[TASK INSTRUCTIONS]
In how many lines of the data does the word "Count" appear? Give the number by itself.

Dataset excerpt
^^^^^^^^

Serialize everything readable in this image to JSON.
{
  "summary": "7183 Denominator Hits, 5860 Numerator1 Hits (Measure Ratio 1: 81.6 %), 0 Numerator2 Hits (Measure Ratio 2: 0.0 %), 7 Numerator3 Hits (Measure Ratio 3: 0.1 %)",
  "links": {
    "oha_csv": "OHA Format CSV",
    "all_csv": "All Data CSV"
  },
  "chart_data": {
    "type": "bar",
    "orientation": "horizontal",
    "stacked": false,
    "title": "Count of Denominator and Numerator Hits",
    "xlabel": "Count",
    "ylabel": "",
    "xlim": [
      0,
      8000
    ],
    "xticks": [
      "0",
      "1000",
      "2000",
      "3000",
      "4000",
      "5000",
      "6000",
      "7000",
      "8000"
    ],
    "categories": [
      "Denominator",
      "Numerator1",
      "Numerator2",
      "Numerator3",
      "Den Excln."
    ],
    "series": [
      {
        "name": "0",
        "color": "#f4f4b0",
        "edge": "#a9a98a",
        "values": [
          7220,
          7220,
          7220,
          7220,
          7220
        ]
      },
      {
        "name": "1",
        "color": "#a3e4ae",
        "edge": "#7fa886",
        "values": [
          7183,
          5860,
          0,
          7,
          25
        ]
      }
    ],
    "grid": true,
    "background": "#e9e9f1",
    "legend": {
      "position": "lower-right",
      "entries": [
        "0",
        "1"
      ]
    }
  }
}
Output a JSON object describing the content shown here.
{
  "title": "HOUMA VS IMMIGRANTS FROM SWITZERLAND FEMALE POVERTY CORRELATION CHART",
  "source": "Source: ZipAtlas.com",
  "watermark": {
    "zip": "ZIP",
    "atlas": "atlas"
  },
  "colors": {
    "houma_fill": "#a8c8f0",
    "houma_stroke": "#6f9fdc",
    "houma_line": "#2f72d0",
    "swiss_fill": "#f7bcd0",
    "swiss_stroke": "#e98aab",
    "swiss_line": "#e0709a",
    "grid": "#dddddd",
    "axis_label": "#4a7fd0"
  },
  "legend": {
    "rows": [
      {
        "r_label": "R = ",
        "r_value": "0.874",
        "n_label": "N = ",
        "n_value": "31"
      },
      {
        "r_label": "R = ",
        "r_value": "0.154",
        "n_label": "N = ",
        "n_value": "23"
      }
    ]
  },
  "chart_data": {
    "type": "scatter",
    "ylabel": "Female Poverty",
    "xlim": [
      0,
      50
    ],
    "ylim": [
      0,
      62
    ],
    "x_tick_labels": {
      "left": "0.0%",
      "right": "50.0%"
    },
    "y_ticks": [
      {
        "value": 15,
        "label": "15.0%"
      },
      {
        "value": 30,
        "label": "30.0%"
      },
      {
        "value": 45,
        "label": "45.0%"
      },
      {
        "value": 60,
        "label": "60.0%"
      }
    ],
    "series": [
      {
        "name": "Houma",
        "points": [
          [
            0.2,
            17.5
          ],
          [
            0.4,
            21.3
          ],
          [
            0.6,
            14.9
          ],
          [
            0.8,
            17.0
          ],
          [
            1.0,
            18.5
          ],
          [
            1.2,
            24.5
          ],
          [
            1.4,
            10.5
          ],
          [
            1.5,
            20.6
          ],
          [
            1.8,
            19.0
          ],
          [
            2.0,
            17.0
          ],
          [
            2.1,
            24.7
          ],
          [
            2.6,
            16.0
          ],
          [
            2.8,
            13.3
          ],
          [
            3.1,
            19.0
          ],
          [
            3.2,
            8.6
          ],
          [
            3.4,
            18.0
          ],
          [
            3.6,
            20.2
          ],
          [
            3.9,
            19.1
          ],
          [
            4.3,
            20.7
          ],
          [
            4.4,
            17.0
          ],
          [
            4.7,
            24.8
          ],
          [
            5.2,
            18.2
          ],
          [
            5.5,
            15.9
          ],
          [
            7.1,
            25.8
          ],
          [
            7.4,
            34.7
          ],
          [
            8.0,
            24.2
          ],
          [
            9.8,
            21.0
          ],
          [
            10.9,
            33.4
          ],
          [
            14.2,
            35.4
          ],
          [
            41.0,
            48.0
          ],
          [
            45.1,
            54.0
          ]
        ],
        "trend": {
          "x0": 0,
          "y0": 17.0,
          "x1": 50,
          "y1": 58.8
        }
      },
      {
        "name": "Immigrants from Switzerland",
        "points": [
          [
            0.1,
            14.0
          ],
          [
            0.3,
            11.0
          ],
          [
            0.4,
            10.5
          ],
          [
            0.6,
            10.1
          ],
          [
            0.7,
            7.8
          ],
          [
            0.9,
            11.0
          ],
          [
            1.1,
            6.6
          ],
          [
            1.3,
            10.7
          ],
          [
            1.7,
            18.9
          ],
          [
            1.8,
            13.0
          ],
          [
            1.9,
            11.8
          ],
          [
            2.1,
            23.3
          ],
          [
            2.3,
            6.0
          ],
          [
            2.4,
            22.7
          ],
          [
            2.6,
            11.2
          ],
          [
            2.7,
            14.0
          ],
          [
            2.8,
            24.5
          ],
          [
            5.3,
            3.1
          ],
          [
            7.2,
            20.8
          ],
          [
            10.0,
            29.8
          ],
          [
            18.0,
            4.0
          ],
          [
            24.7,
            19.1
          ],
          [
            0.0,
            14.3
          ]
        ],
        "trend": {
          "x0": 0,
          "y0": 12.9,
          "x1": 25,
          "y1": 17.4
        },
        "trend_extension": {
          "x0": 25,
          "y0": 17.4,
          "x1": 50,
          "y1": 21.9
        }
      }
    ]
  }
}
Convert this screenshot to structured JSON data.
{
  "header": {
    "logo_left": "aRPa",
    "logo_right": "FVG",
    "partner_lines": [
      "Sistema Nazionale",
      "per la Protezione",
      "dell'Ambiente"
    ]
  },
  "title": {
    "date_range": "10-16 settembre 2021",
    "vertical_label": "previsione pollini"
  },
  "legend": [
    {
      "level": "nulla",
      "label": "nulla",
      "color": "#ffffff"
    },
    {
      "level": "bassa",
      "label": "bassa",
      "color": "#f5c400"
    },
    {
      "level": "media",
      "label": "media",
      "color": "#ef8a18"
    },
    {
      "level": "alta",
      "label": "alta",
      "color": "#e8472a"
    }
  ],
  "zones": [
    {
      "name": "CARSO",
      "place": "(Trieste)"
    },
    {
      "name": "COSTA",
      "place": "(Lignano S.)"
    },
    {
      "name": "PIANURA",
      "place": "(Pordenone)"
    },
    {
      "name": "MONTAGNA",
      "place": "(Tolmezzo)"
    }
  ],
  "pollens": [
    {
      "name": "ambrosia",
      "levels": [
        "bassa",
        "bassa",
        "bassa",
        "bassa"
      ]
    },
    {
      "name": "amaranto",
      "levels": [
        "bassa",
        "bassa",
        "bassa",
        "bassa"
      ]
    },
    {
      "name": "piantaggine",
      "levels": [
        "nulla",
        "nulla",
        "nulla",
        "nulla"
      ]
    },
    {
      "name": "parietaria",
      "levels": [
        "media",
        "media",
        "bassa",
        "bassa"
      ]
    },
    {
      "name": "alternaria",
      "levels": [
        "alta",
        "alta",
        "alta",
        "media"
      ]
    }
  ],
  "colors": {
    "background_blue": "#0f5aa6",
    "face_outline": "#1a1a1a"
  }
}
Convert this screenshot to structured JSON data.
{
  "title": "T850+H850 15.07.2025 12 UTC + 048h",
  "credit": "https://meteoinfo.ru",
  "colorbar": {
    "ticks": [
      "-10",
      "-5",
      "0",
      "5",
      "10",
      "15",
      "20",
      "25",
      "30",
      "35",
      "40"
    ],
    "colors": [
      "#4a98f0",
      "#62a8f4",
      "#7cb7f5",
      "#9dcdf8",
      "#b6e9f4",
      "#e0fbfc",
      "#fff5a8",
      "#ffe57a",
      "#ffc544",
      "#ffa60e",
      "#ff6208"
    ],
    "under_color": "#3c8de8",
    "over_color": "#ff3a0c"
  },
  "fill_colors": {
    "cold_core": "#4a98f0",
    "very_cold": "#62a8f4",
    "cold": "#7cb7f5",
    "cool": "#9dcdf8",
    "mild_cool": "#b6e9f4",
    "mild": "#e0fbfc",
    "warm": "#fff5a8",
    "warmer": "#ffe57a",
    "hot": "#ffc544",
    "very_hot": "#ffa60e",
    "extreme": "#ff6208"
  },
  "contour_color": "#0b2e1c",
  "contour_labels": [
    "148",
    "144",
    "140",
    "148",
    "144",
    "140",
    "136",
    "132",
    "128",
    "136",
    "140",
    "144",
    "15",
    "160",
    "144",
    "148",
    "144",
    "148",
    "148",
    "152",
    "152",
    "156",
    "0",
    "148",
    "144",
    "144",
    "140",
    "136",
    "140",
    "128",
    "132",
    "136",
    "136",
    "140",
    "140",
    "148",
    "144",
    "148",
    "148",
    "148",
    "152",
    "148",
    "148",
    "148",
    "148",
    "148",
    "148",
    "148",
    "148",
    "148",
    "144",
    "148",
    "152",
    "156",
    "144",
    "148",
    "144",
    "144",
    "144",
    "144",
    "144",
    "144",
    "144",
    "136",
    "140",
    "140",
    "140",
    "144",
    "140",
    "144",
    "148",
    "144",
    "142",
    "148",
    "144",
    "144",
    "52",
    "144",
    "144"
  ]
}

^^^^^^^^

[FINAL RESULT]
2